Write out the whole listing word for word.

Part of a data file
□ □ □ □ □

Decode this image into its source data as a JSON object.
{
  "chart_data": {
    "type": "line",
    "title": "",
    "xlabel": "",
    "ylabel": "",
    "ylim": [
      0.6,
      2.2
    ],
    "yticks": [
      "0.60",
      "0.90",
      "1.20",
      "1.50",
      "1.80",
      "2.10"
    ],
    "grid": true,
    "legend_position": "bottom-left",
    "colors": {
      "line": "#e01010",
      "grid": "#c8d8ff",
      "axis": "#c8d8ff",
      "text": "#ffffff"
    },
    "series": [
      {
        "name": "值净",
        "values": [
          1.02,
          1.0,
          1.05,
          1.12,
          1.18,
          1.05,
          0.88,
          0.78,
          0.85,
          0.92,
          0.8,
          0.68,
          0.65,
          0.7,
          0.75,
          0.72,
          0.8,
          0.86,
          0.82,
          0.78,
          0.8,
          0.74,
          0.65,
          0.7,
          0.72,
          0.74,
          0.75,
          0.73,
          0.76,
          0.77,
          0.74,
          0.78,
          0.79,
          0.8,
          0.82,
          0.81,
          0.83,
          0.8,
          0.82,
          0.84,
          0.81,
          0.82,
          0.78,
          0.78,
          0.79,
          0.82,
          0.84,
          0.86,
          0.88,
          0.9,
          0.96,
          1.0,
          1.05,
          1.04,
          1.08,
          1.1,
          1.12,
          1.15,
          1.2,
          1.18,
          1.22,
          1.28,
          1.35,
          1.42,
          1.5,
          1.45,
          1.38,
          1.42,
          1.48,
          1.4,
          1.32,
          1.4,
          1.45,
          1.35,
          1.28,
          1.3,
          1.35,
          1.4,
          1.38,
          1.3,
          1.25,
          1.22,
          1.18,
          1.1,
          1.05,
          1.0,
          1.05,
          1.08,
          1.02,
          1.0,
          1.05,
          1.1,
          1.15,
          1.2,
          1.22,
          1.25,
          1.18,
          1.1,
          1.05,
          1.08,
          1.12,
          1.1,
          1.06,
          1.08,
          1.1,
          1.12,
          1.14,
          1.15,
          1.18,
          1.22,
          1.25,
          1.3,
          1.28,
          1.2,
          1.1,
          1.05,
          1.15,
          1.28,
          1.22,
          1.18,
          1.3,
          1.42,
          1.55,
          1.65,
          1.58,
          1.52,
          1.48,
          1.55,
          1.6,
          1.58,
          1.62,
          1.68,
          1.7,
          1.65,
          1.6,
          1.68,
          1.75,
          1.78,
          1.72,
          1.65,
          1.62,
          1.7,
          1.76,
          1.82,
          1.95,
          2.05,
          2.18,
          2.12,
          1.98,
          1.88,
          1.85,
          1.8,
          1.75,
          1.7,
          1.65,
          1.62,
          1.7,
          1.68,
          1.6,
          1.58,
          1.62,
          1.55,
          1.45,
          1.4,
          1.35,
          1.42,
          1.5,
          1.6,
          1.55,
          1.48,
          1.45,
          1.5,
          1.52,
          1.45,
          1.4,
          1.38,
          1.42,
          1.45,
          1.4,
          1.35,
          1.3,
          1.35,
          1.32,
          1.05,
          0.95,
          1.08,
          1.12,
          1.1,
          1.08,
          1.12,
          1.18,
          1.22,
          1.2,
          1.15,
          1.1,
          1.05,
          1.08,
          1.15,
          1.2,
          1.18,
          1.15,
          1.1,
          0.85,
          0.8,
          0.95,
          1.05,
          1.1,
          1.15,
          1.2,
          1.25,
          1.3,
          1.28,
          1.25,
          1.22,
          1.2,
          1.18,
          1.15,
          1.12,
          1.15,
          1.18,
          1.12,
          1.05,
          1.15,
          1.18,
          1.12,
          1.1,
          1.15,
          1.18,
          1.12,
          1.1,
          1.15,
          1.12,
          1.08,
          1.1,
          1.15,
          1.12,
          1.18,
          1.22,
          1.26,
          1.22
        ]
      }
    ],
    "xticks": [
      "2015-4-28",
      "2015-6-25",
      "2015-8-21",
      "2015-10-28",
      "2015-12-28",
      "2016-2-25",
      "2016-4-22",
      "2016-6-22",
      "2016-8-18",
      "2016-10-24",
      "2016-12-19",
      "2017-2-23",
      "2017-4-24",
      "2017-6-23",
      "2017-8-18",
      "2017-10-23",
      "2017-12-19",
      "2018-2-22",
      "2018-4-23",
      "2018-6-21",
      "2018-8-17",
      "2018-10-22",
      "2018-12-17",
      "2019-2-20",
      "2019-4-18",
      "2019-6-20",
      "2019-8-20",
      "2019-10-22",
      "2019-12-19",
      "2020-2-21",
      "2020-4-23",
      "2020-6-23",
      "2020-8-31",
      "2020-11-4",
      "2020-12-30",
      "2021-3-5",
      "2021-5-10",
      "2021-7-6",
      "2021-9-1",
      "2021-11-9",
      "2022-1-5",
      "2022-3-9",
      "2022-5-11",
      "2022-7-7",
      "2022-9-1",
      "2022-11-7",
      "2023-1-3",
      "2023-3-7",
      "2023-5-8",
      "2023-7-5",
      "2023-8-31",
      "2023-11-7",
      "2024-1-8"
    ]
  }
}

□ □ □ □ □

> **IN RESPONSE**
Decode this image into its source data as a JSON object.
{
  "chart_data": {
    "type": "line",
    "title": "",
    "xlabel": "",
    "ylabel": "",
    "ylim": [
      0.6,
      2.2
    ],
    "yticks": [
      "0.60",
      "0.90",
      "1.20",
      "1.50",
      "1.80",
      "2.10"
    ],
    "grid": true,
    "legend_position": "bottom-left",
    "colors": {
      "line": "#e01010",
      "grid": "#c8d8ff",
      "axis": "#c8d8ff",
      "text": "#ffffff"
    },
    "series": [
      {
        "name": "值净",
        "values": [
          1.02,
          1.0,
          1.05,
          1.12,
          1.18,
          1.05,
          0.88,
          0.78,
          0.85,
          0.92,
          0.8,
          0.68,
          0.65,
          0.7,
          0.75,
          0.72,
          0.8,
          0.86,
          0.82,
          0.78,
          0.8,
          0.74,
          0.65,
          0.7,
          0.72,
          0.74,
          0.75,
          0.73,
          0.76,
          0.77,
          0.74,
          0.78,
          0.79,
          0.8,
          0.82,
          0.81,
          0.83,
          0.8,
          0.82,
          0.84,
          0.81,
          0.82,
          0.78,
          0.78,
          0.79,
          0.82,
          0.84,
          0.86,
          0.88,
          0.9,
          0.96,
          1.0,
          1.05,
          1.04,
          1.08,
          1.1,
          1.12,
          1.15,
          1.2,
          1.18,
          1.22,
          1.28,
          1.35,
          1.42,
          1.5,
          1.45,
          1.38,
          1.42,
          1.48,
          1.4,
          1.32,
          1.4,
          1.45,
          1.35,
          1.28,
          1.3,
          1.35,
          1.4,
          1.38,
          1.3,
          1.25,
          1.22,
          1.18,
          1.1,
          1.05,
          1.0,
          1.05,
          1.08,
          1.02,
          1.0,
          1.05,
          1.1,
          1.15,
          1.2,
          1.22,
          1.25,
          1.18,
          1.1,
          1.05,
          1.08,
          1.12,
          1.1,
          1.06,
          1.08,
          1.1,
          1.12,
          1.14,
          1.15,
          1.18,
          1.22,
          1.25,
          1.3,
          1.28,
          1.2,
          1.1,
          1.05,
          1.15,
          1.28,
          1.22,
          1.18,
          1.3,
          1.42,
          1.55,
          1.65,
          1.58,
          1.52,
          1.48,
          1.55,
          1.6,
          1.58,
          1.62,
          1.68,
          1.7,
          1.65,
          1.6,
          1.68,
          1.75,
          1.78,
          1.72,
          1.65,
          1.62,
          1.7,
          1.76,
          1.82,
          1.95,
          2.05,
          2.18,
          2.12,
          1.98,
          1.88,
          1.85,
          1.8,
          1.75,
          1.7,
          1.65,
          1.62,
          1.7,
          1.68,
          1.6,
          1.58,
          1.62,
          1.55,
          1.45,
          1.4,
          1.35,
          1.42,
          1.5,
          1.6,
          1.55,
          1.48,
          1.45,
          1.5,
          1.52,
          1.45,
          1.4,
          1.38,
          1.42,
          1.45,
          1.4,
          1.35,
          1.3,
          1.35,
          1.32,
          1.05,
          0.95,
          1.08,
          1.12,
          1.1,
          1.08,
          1.12,
          1.18,
          1.22,
          1.2,
          1.15,
          1.1,
          1.05,
          1.08,
          1.15,
          1.2,
          1.18,
          1.15,
          1.1,
          0.85,
          0.8,
          0.95,
          1.05,
          1.1,
          1.15,
          1.2,
          1.25,
          1.3,
          1.28,
          1.25,
          1.22,
          1.2,
          1.18,
          1.15,
          1.12,
          1.15,
          1.18,
          1.12,
          1.05,
          1.15,
          1.18,
          1.12,
          1.1,
          1.15,
          1.18,
          1.12,
          1.1,
          1.15,
          1.12,
          1.08,
          1.1,
          1.15,
          1.12,
          1.18,
          1.22,
          1.26,
          1.22
        ]
      }
    ],
    "xticks": [
      "2015-4-28",
      "2015-6-25",
      "2015-8-21",
      "2015-10-28",
      "2015-12-28",
      "2016-2-25",
      "2016-4-22",
      "2016-6-22",
      "2016-8-18",
      "2016-10-24",
      "2016-12-19",
      "2017-2-23",
      "2017-4-24",
      "2017-6-23",
      "2017-8-18",
      "2017-10-23",
      "2017-12-19",
      "2018-2-22",
      "2018-4-23",
      "2018-6-21",
      "2018-8-17",
      "2018-10-22",
      "2018-12-17",
      "2019-2-20",
      "2019-4-18",
      "2019-6-20",
      "2019-8-20",
      "2019-10-22",
      "2019-12-19",
      "2020-2-21",
      "2020-4-23",
      "2020-6-23",
      "2020-8-31",
      "2020-11-4",
      "2020-12-30",
      "2021-3-5",
      "2021-5-10",
      "2021-7-6",
      "2021-9-1",
      "2021-11-9",
      "2022-1-5",
      "2022-3-9",
      "2022-5-11",
      "2022-7-7",
      "2022-9-1",
      "2022-11-7",
      "2023-1-3",
      "2023-3-7",
      "2023-5-8",
      "2023-7-5",
      "2023-8-31",
      "2023-11-7",
      "2024-1-8"
    ]
  }
}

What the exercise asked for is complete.